Your goal = In the items, revise the part that opens with the line containing "data-label: 22% [636,612,678,635]" and closes with the line containing "slice-label: ER [131,392,160,416]". Change "slice-label" to "wedge-label" and keep everything else the same, and give only those lines.

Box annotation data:

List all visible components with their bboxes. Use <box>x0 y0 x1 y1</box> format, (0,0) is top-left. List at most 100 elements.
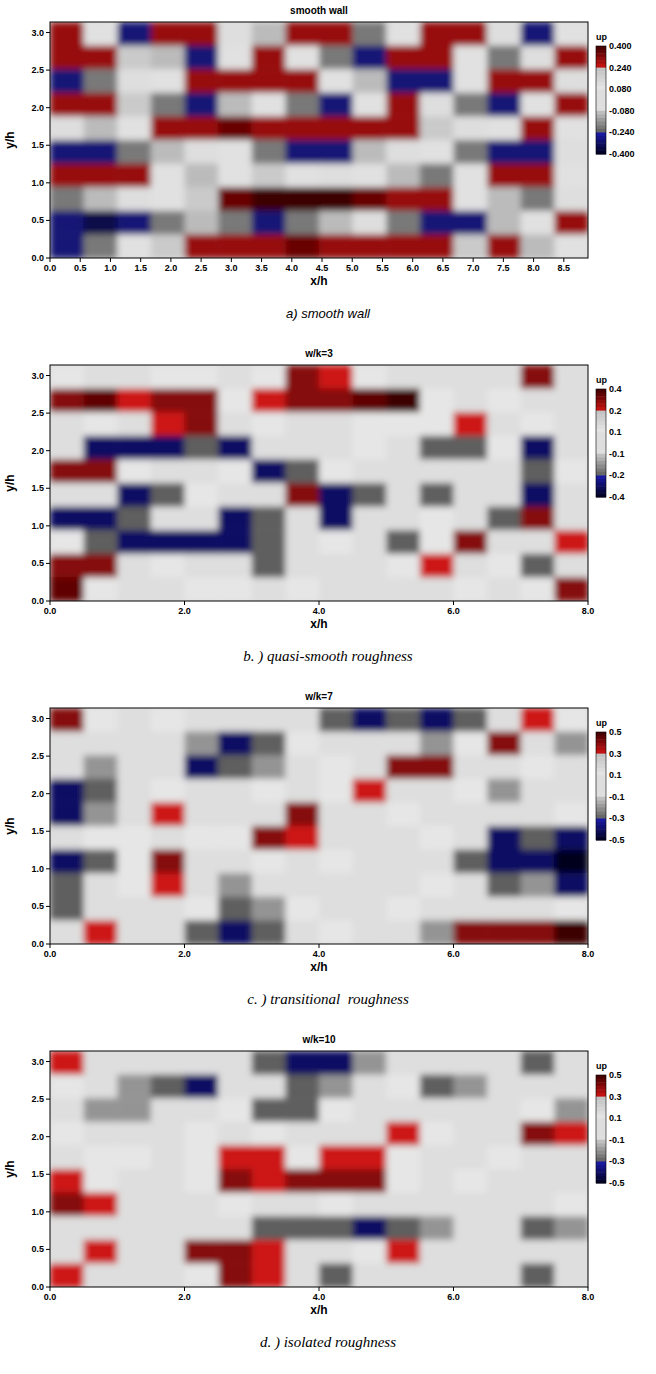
colorbar-tick-label: -0.1 <box>609 449 625 459</box>
heatmap-cell <box>84 46 118 70</box>
y-tick <box>46 375 50 376</box>
colorbar-swatch <box>596 436 606 440</box>
heatmap-cell <box>285 436 319 460</box>
heatmap-cell <box>185 69 219 93</box>
panel-title: smooth wall <box>290 5 348 16</box>
colorbar-swatch <box>596 768 606 772</box>
x-tick-label: 8.0 <box>582 949 595 959</box>
heatmap-cell <box>252 459 286 483</box>
heatmap-cell <box>487 365 521 389</box>
heatmap-cell <box>185 1098 219 1122</box>
colorbar-swatch <box>596 432 606 436</box>
heatmap-cell <box>252 577 286 601</box>
heatmap-cell <box>151 234 185 258</box>
heatmap-cell <box>218 802 252 826</box>
heatmap-cell <box>185 826 219 850</box>
heatmap-cell <box>353 483 387 507</box>
y-tick-label: 0.5 <box>31 558 44 568</box>
colorbar-swatch <box>596 132 606 136</box>
colorbar-tick-label: -0.080 <box>609 106 635 116</box>
plot-area <box>50 365 588 601</box>
colorbar-swatch <box>596 1100 606 1104</box>
x-tick <box>140 258 141 262</box>
colorbar-swatch <box>596 68 606 72</box>
heatmap-cell <box>353 164 387 188</box>
heatmap-cell <box>487 412 521 436</box>
heatmap-cell <box>420 365 454 389</box>
plot-frame <box>50 22 588 258</box>
heatmap-cell <box>151 577 185 601</box>
heatmap-cell <box>386 211 420 235</box>
heatmap-cell <box>50 779 84 803</box>
heatmap-cell <box>420 1240 454 1264</box>
heatmap-cell <box>454 187 488 211</box>
heatmap-cell <box>454 1216 488 1240</box>
heatmap-cell <box>554 1240 588 1264</box>
x-tick-label: 3.5 <box>255 263 268 273</box>
heatmap-cell <box>185 530 219 554</box>
heatmap-cell <box>117 850 151 874</box>
heatmap-cell <box>285 234 319 258</box>
heatmap-cell <box>487 779 521 803</box>
colorbar-swatch <box>596 89 606 93</box>
heatmap-cell <box>487 93 521 117</box>
heatmap-cell <box>521 187 555 211</box>
heatmap-cell <box>50 826 84 850</box>
heatmap-cell <box>185 211 219 235</box>
colorbar-frame <box>596 732 606 840</box>
colorbar-swatch <box>596 757 606 761</box>
colorbar-swatch <box>596 1172 606 1176</box>
heatmap-cell <box>50 365 84 389</box>
heatmap-cell <box>319 897 353 921</box>
heatmap-cell <box>319 1169 353 1193</box>
heatmap-cell <box>84 1263 118 1287</box>
panel-title: w/k=3 <box>304 348 333 359</box>
heatmap-cell <box>487 577 521 601</box>
y-tick <box>46 488 50 489</box>
heatmap-cell <box>521 389 555 413</box>
colorbar-swatch <box>596 93 606 97</box>
heatmap-cell <box>420 234 454 258</box>
colorbar-tick-label: 0.080 <box>609 84 632 94</box>
heatmap-cell <box>554 920 588 944</box>
caption: b. ) quasi-smooth roughness <box>243 648 413 665</box>
heatmap-cell <box>487 234 521 258</box>
heatmap-cell <box>521 897 555 921</box>
heatmap-cell <box>285 708 319 732</box>
heatmap-cell <box>218 483 252 507</box>
heatmap-cell <box>218 46 252 70</box>
heatmap-cell <box>84 365 118 389</box>
colorbar-swatch <box>596 833 606 837</box>
heatmap-cell <box>185 234 219 258</box>
heatmap-cell <box>554 1169 588 1193</box>
x-tick-label: 1.5 <box>134 263 147 273</box>
heatmap-cell <box>353 1169 387 1193</box>
heatmap-cell <box>285 530 319 554</box>
heatmap-cell <box>252 755 286 779</box>
heatmap-cell <box>454 69 488 93</box>
heatmap-cell <box>319 389 353 413</box>
heatmap-cell <box>319 530 353 554</box>
heatmap-cell <box>353 116 387 140</box>
x-tick <box>453 1287 454 1291</box>
heatmap-cell <box>50 1193 84 1217</box>
heatmap-cell <box>185 140 219 164</box>
heatmap-cell <box>285 164 319 188</box>
heatmap-cell <box>454 1051 488 1075</box>
heatmap-cell <box>554 234 588 258</box>
heatmap-cell <box>420 920 454 944</box>
heatmap-cell <box>554 46 588 70</box>
x-tick-label: 8.0 <box>527 263 540 273</box>
heatmap-cell <box>454 483 488 507</box>
heatmap-cell <box>285 22 319 46</box>
heatmap-cell <box>252 1122 286 1146</box>
heatmap-cell <box>50 1098 84 1122</box>
heatmap-cell <box>554 412 588 436</box>
heatmap-cell <box>50 1122 84 1146</box>
colorbar-frame <box>596 1075 606 1183</box>
heatmap-cell <box>454 1122 488 1146</box>
heatmap-cell <box>554 365 588 389</box>
heatmap-cell <box>521 1075 555 1099</box>
heatmap-cell <box>218 850 252 874</box>
heatmap-cell <box>319 140 353 164</box>
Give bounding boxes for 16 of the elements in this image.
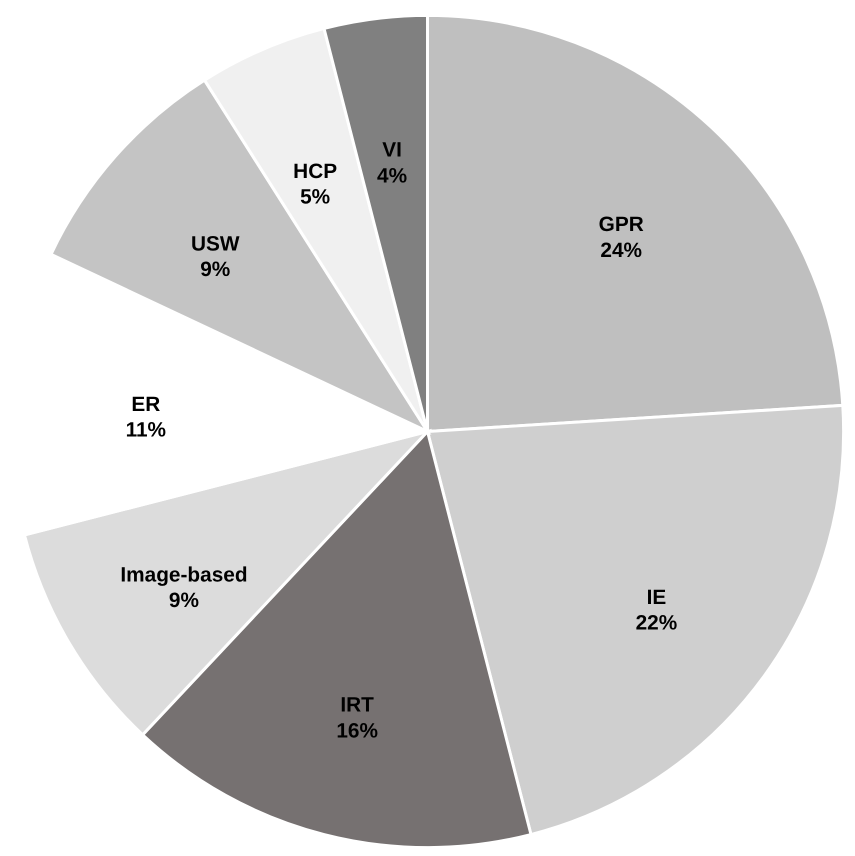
data-label: 22% [636,612,678,635]
slice-label: HCP [293,160,338,183]
slice-label: VI [382,138,402,162]
slice-label: IE [646,586,666,609]
data-label: 11% [126,418,166,442]
slice-label: Image-based [120,563,248,586]
slice-label: IRT [340,694,374,717]
data-label: 9% [168,589,199,612]
slice-label: ER [131,392,160,416]
data-label: 9% [200,258,230,282]
slice-label: GPR [598,213,644,236]
data-label: 5% [300,186,330,209]
data-label: 16% [336,719,378,742]
data-label: 4% [377,164,408,188]
data-label: 24% [600,238,642,262]
slice-label: USW [190,232,240,256]
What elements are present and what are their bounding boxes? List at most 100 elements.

Solution for this problem =
data-label: 22% [636,612,678,635]
wedge-label: HCP [293,160,338,183]
wedge-label: VI [382,138,402,162]
wedge-label: IE [646,586,666,609]
data-label: 11% [126,418,166,442]
wedge-label: Image-based [120,563,248,586]
wedge-label: IRT [340,694,374,717]
data-label: 9% [168,589,199,612]
wedge-label: ER [131,392,160,416]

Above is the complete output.